YOUR GOAL: All entries below need to be written out exactly, but without their pictures.

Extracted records

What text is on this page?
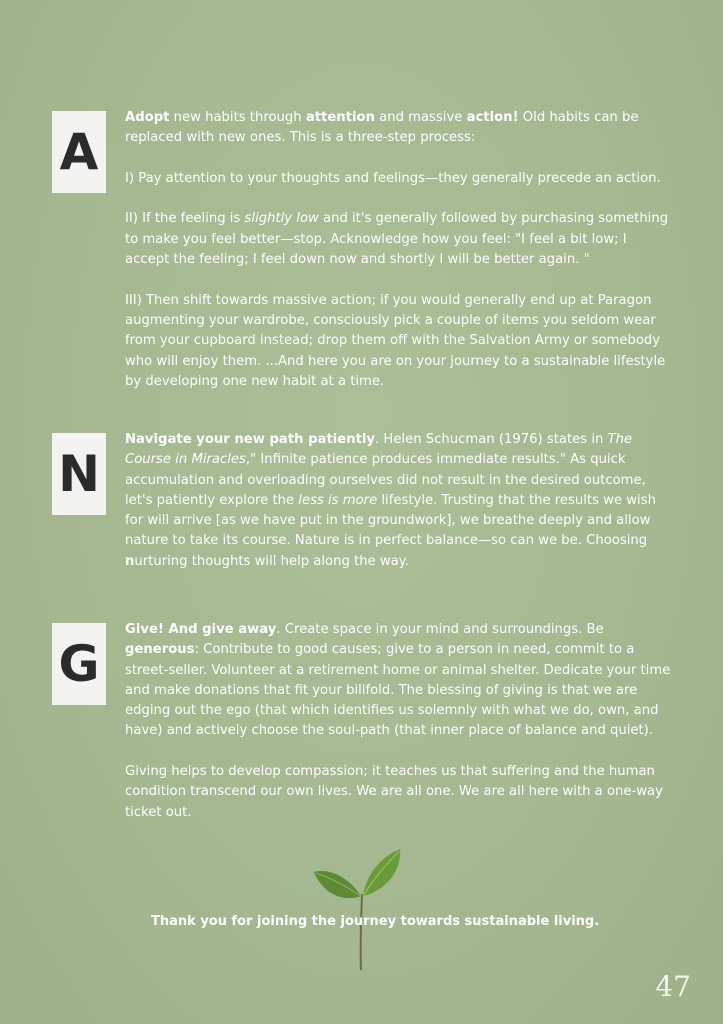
A

Adopt new habits through attention and massive action! Old habits can be replaced with new ones. This is a three-step process:

I) Pay attention to your thoughts and feelings—they generally precede an action.

II) If the feeling is slightly low and it's generally followed by purchasing something to make you feel better—stop. Acknowledge how you feel: "I feel a bit low; I accept the feeling; I feel down now and shortly I will be better again. "

III) Then shift towards massive action; if you would generally end up at Paragon augmenting your wardrobe, consciously pick a couple of items you seldom wear from your cupboard instead; drop them off with the Salvation Army or somebody who will enjoy them. ...And here you are on your journey to a sustainable lifestyle by developing one new habit at a time.

N

Navigate your new path patiently. Helen Schucman (1976) states in The Course in Miracles," Infinite patience produces immediate results." As quick accumulation and overloading ourselves did not result in the desired outcome, let's patiently explore the less is more lifestyle. Trusting that the results we wish for will arrive [as we have put in the groundwork], we breathe deeply and allow nature to take its course. Nature is in perfect balance—so can we be. Choosing nurturing thoughts will help along the way.

G

Give! And give away. Create space in your mind and surroundings. Be generous: Contribute to good causes; give to a person in need, commit to a street-seller. Volunteer at a retirement home or animal shelter. Dedicate your time and make donations that fit your billfold. The blessing of giving is that we are edging out the ego (that which identifies us solemnly with what we do, own, and have) and actively choose the soul-path (that inner place of balance and quiet).

Giving helps to develop compassion; it teaches us that suffering and the human condition transcend our own lives. We are all one. We are all here with a one-way ticket out.

Thank you for joining the journey towards sustainable living.
47
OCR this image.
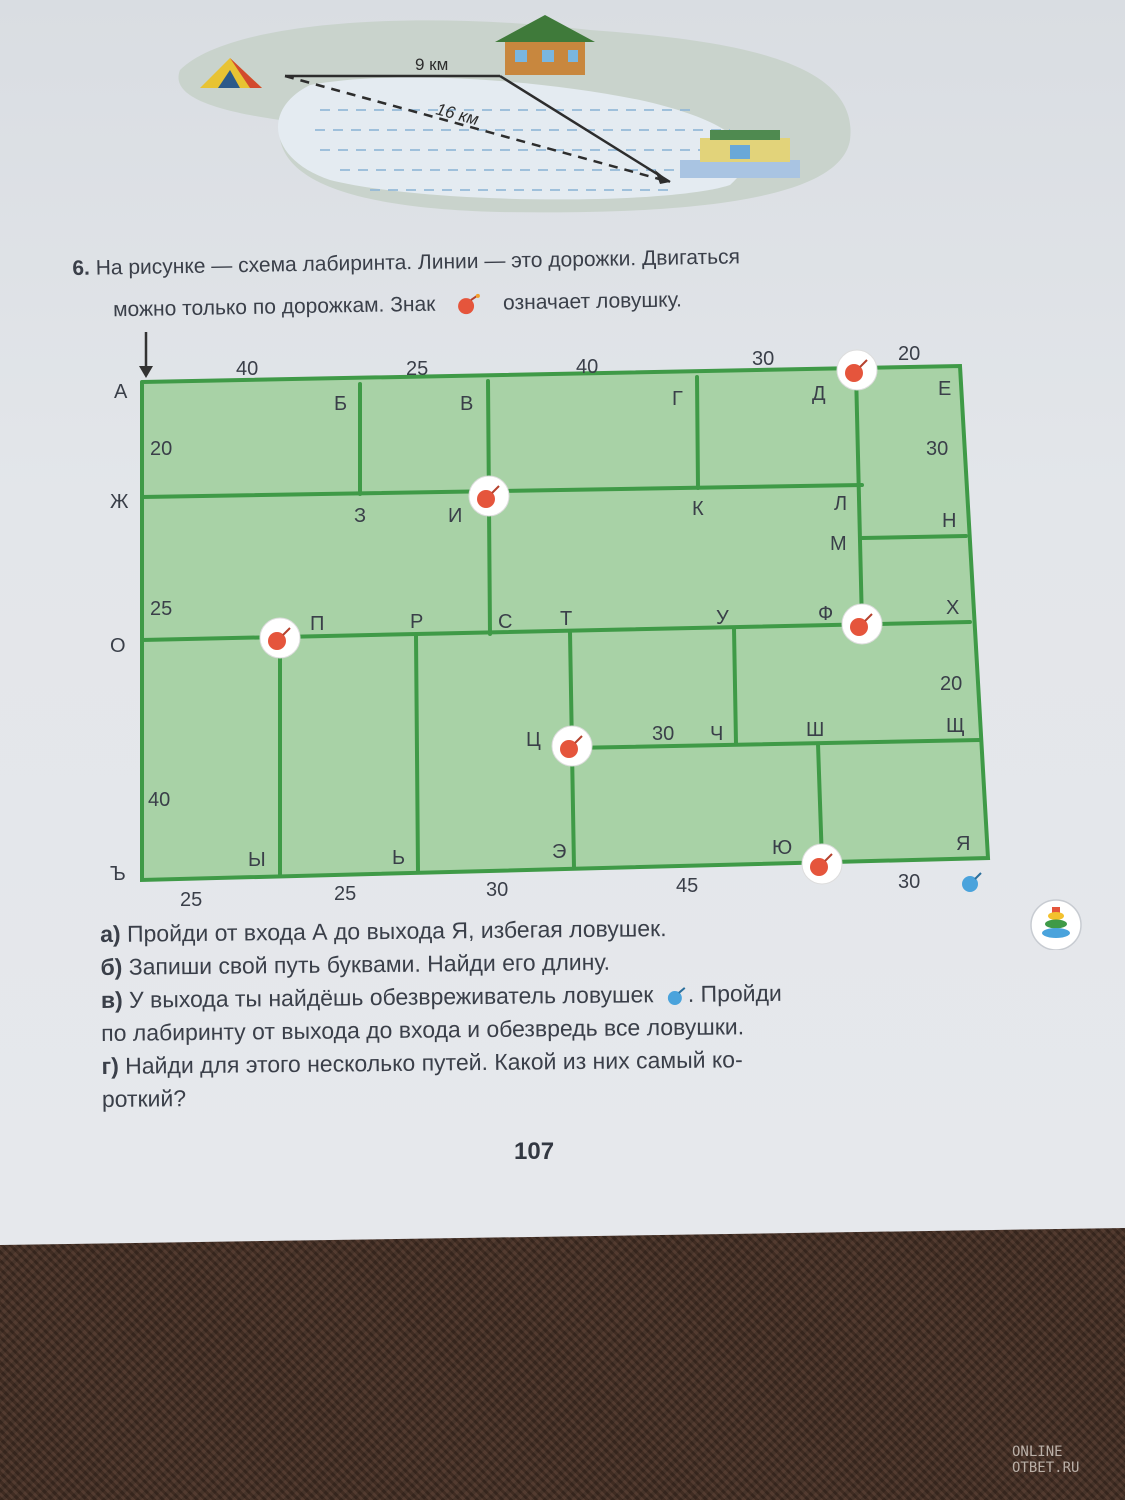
9 км
16 км
6. На рисунке — схема лабиринта. Линии — это дорожки. Двигаться
можно только по дорожкам. Знак	означает ловушку.
А
Б	В	Г	Д	Е
Ж
З	И	К	Л
М
Н
О
П	Р	С Т	У	Ф	Х
Ц	Ч	Ш	Щ
Ъ
Ы	Ь	Э	Ю	Я
40	25	40	30	20
20
25
40
30
20
30
25	25	30	45	30
а) Пройди от входа А до выхода Я, избегая ловушек.
б) Запиши свой путь буквами. Найди его длину.
в) У выхода ты найдёшь обезвреживатель ловушек . Пройди
по лабиринту от выхода до входа и обезвредь все ловушки.
г) Найди для этого несколько путей. Какой из них самый ко-
роткий?
107
ONLINE
OTBET.RU
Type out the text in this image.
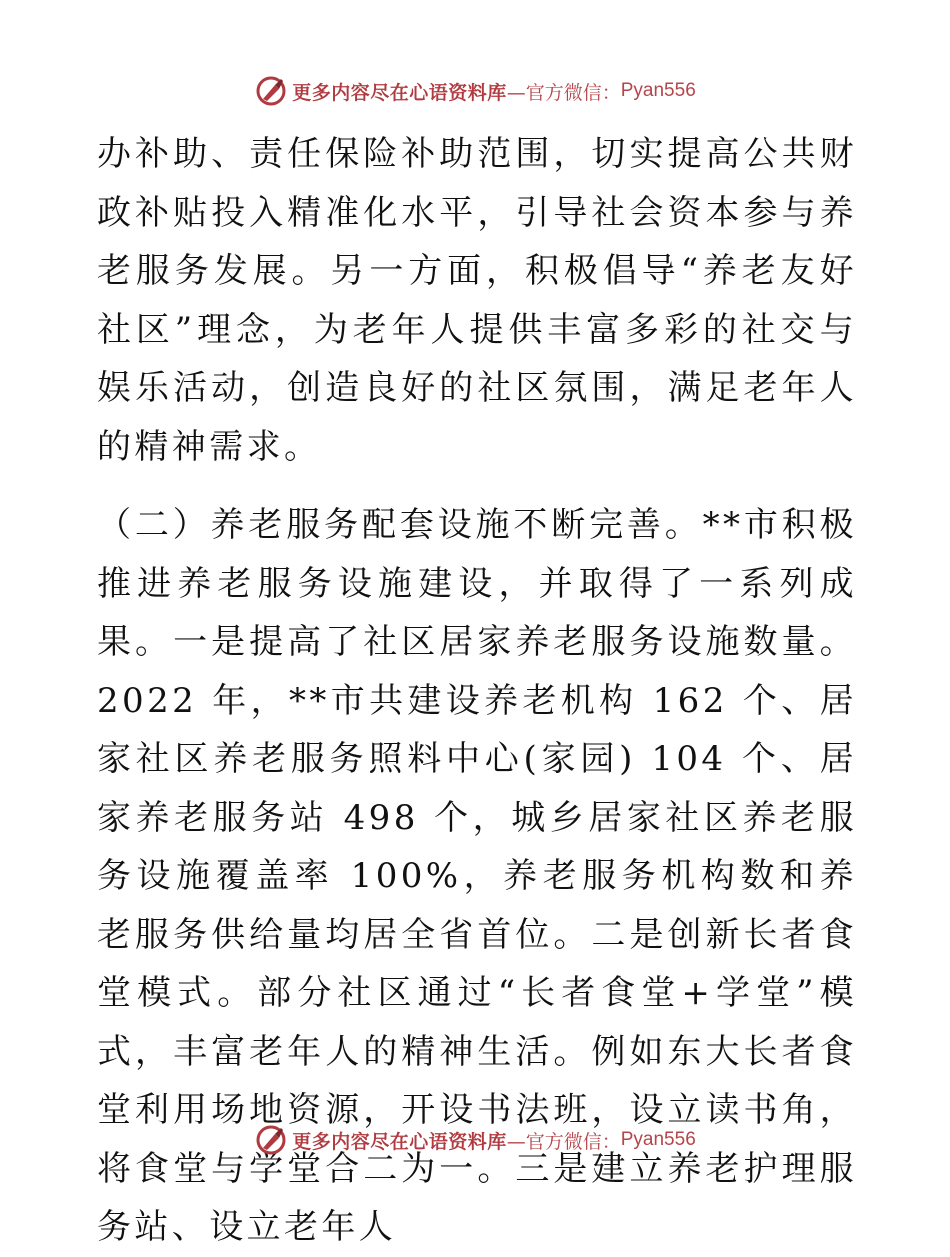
更多内容尽在心语资料库 —官方微信： Pyan556

办补助、责任保险补助范围，切实提高公共财政补贴投入精准化水平，引导社会资本参与养老服务发展。另一方面，积极倡导“养老友好社区”理念，为老年人提供丰富多彩的社交与娱乐活动，创造良好的社区氛围，满足老年人的精神需求。

（二）养老服务配套设施不断完善。**市积极推进养老服务设施建设，并取得了一系列成果。一是提高了社区居家养老服务设施数量。2022 年，**市共建设养老机构 162 个、居家社区养老服务照料中心(家园) 104 个、居家养老服务站 498 个，城乡居家社区养老服务设施覆盖率 100%，养老服务机构数和养老服务供给量均居全省首位。二是创新长者食堂模式。部分社区通过“长者食堂+学堂”模式，丰富老年人的精神生活。例如东大长者食堂利用场地资源，开设书法班，设立读书角，将食堂与学堂合二为一。三是建立养老护理服务站、设立老年人

更多内容尽在心语资料库 —官方微信： Pyan556
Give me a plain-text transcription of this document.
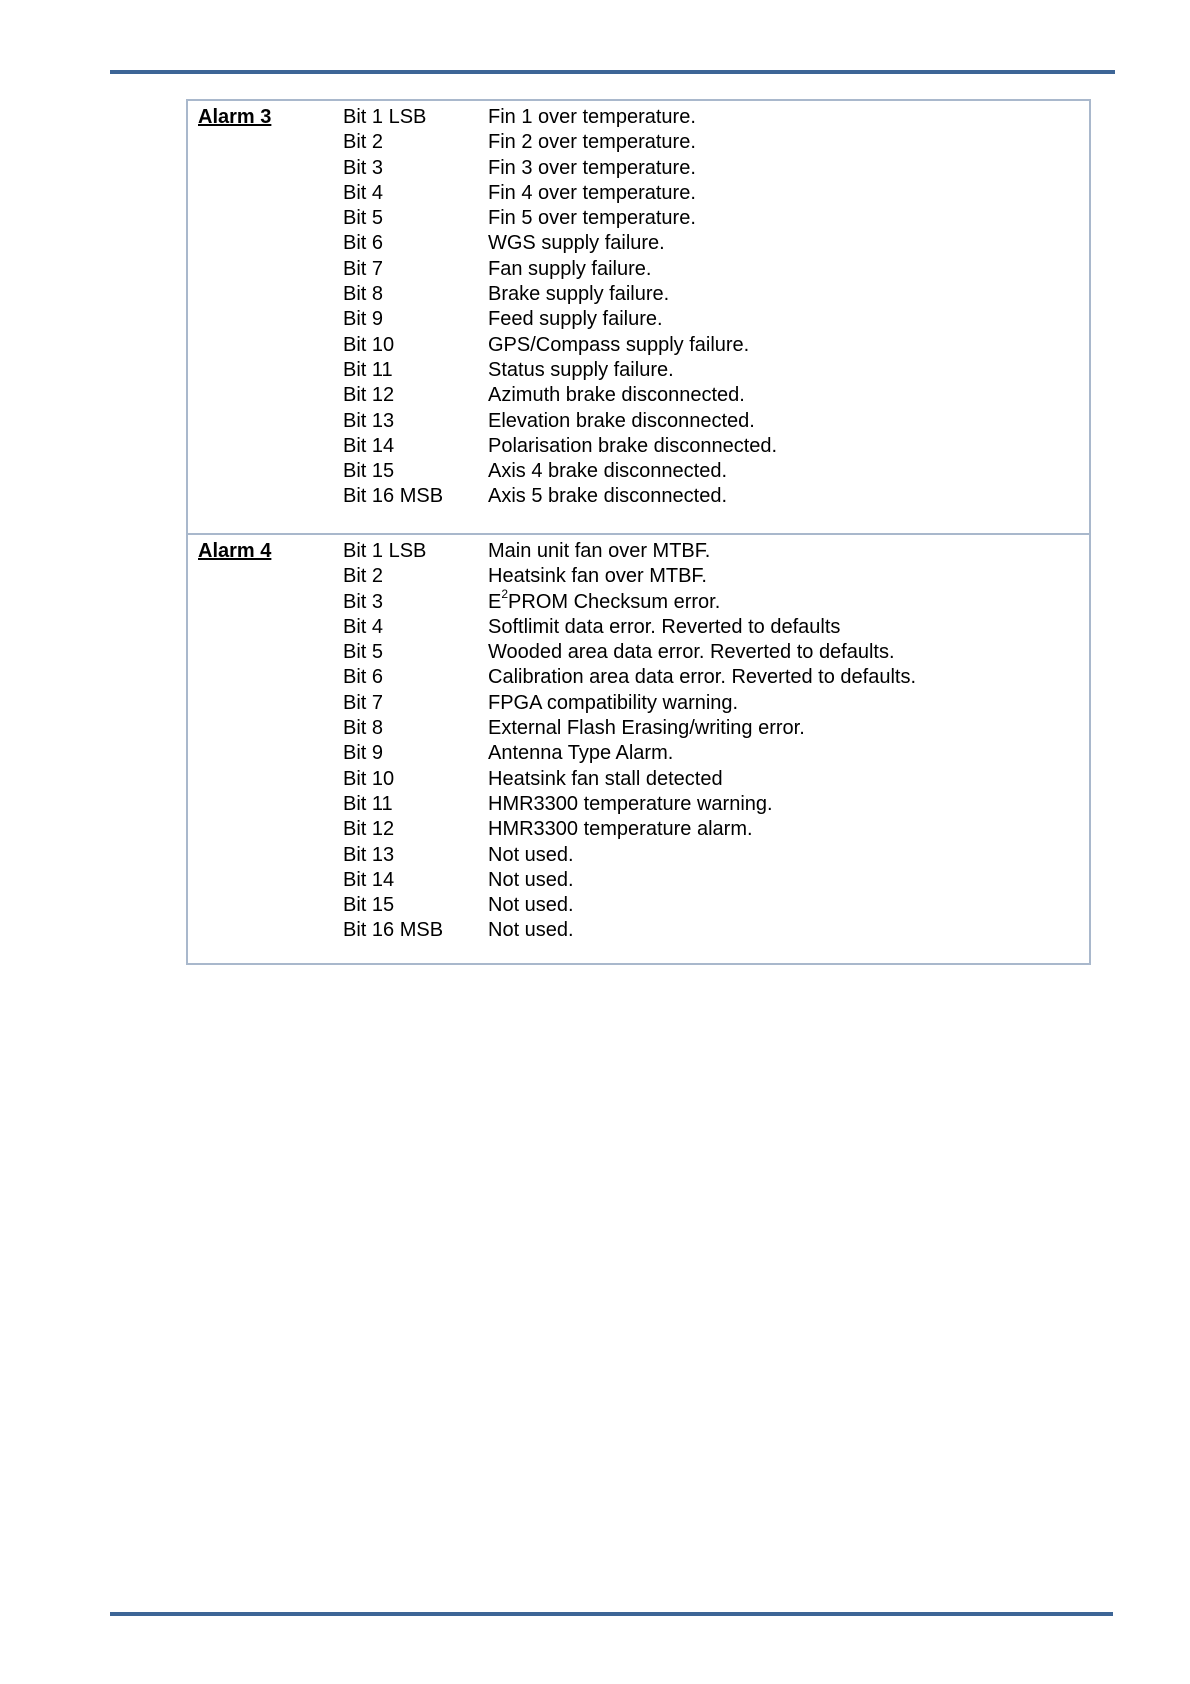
Alarm 3	Bit 1 LSB	Fin 1 over temperature.
Bit 2	Fin 2 over temperature.
Bit 3	Fin 3 over temperature.
Bit 4	Fin 4 over temperature.
Bit 5	Fin 5 over temperature.
Bit 6	WGS supply failure.
Bit 7	Fan supply failure.
Bit 8	Brake supply failure.
Bit 9	Feed supply failure.
Bit 10	GPS/Compass supply failure.
Bit 11	Status supply failure.
Bit 12	Azimuth brake disconnected.
Bit 13	Elevation brake disconnected.
Bit 14	Polarisation brake disconnected.
Bit 15	Axis 4 brake disconnected.
Bit 16 MSB	Axis 5 brake disconnected.
Alarm 4	Bit 1 LSB	Main unit fan over MTBF.
Bit 2	Heatsink fan over MTBF.
Bit 3	$E^2PROM$ Checksum error.
Bit 4	Softlimit data error. Reverted to defaults
Bit 5	Wooded area data error. Reverted to defaults.
Bit 6	Calibration area data error. Reverted to defaults.
Bit 7	FPGA compatibility warning.
Bit 8	External Flash Erasing/writing error.
Bit 9	Antenna Type Alarm.
Bit 10	Heatsink fan stall detected
Bit 11	HMR3300 temperature warning.
Bit 12	HMR3300 temperature alarm.
Bit 13	Not used.
Bit 14	Not used.
Bit 15	Not used.
Bit 16 MSB	Not used.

WORKED ANSWER:
What text is on this page?
A

Adopt new habits through attention and massive action! Old habits can be replaced with new ones. This is a three-step process:

I) Pay attention to your thoughts and feelings—they generally precede an action.

II) If the feeling is slightly low and it's generally followed by purchasing something to make you feel better—stop. Acknowledge how you feel: "I feel a bit low; I accept the feeling; I feel down now and shortly I will be better again. "

III) Then shift towards massive action; if you would generally end up at Paragon augmenting your wardrobe, consciously pick a couple of items you seldom wear from your cupboard instead; drop them off with the Salvation Army or somebody who will enjoy them. ...And here you are on your journey to a sustainable lifestyle by developing one new habit at a time.

N

Navigate your new path patiently. Helen Schucman (1976) states in The Course in Miracles," Infinite patience produces immediate results." As quick accumulation and overloading ourselves did not result in the desired outcome, let's patiently explore the less is more lifestyle. Trusting that the results we wish for will arrive [as we have put in the groundwork], we breathe deeply and allow nature to take its course. Nature is in perfect balance—so can we be. Choosing nurturing thoughts will help along the way.

G

Give! And give away. Create space in your mind and surroundings. Be generous: Contribute to good causes; give to a person in need, commit to a street-seller. Volunteer at a retirement home or animal shelter. Dedicate your time and make donations that fit your billfold. The blessing of giving is that we are edging out the ego (that which identifies us solemnly with what we do, own, and have) and actively choose the soul-path (that inner place of balance and quiet).

Giving helps to develop compassion; it teaches us that suffering and the human condition transcend our own lives. We are all one. We are all here with a one-way ticket out.

Thank you for joining the journey towards sustainable living.
47
OCR this image.
9 км
16 км
6. На рисунке — схема лабиринта. Линии — это дорожки. Двигаться
можно только по дорожкам. Знак	означает ловушку.
А
Б	В	Г	Д	Е
Ж
З	И	К	Л
М
Н
О
П	Р	С Т	У	Ф	Х
Ц	Ч	Ш	Щ
Ъ
Ы	Ь	Э	Ю	Я
40	25	40	30	20
20
25
40
30
20
30
25	25	30	45	30
а) Пройди от входа А до выхода Я, избегая ловушек.
б) Запиши свой путь буквами. Найди его длину.
в) У выхода ты найдёшь обезвреживатель ловушек . Пройди
по лабиринту от выхода до входа и обезвредь все ловушки.
г) Найди для этого несколько путей. Какой из них самый ко-
роткий?
107
ONLINE
OTBET.RU
Type out the text in this image.
更多内容尽在心语资料库 —官方微信： Pyan556

办补助、责任保险补助范围，切实提高公共财政补贴投入精准化水平，引导社会资本参与养老服务发展。另一方面，积极倡导“养老友好社区”理念，为老年人提供丰富多彩的社交与娱乐活动，创造良好的社区氛围，满足老年人的精神需求。

（二）养老服务配套设施不断完善。**市积极推进养老服务设施建设，并取得了一系列成果。一是提高了社区居家养老服务设施数量。2022 年，**市共建设养老机构 162 个、居家社区养老服务照料中心(家园) 104 个、居家养老服务站 498 个，城乡居家社区养老服务设施覆盖率 100%，养老服务机构数和养老服务供给量均居全省首位。二是创新长者食堂模式。部分社区通过“长者食堂+学堂”模式，丰富老年人的精神生活。例如东大长者食堂利用场地资源，开设书法班，设立读书角，将食堂与学堂合二为一。三是建立养老护理服务站、设立老年人

更多内容尽在心语资料库 —官方微信： Pyan556
Give me a plain-text transcription of this document.
Alarm 3	Bit 1 LSB	Fin 1 over temperature.
Bit 2	Fin 2 over temperature.
Bit 3	Fin 3 over temperature.
Bit 4	Fin 4 over temperature.
Bit 5	Fin 5 over temperature.
Bit 6	WGS supply failure.
Bit 7	Fan supply failure.
Bit 8	Brake supply failure.
Bit 9	Feed supply failure.
Bit 10	GPS/Compass supply failure.
Bit 11	Status supply failure.
Bit 12	Azimuth brake disconnected.
Bit 13	Elevation brake disconnected.
Bit 14	Polarisation brake disconnected.
Bit 15	Axis 4 brake disconnected.
Bit 16 MSB	Axis 5 brake disconnected.
Alarm 4	Bit 1 LSB	Main unit fan over MTBF.
Bit 2	Heatsink fan over MTBF.
Bit 3	$E^2PROM$ Checksum error.
Bit 4	Softlimit data error. Reverted to defaults
Bit 5	Wooded area data error. Reverted to defaults.
Bit 6	Calibration area data error. Reverted to defaults.
Bit 7	FPGA compatibility warning.
Bit 8	External Flash Erasing/writing error.
Bit 9	Antenna Type Alarm.
Bit 10	Heatsink fan stall detected
Bit 11	HMR3300 temperature warning.
Bit 12	HMR3300 temperature alarm.
Bit 13	Not used.
Bit 14	Not used.
Bit 15	Not used.
Bit 16 MSB	Not used.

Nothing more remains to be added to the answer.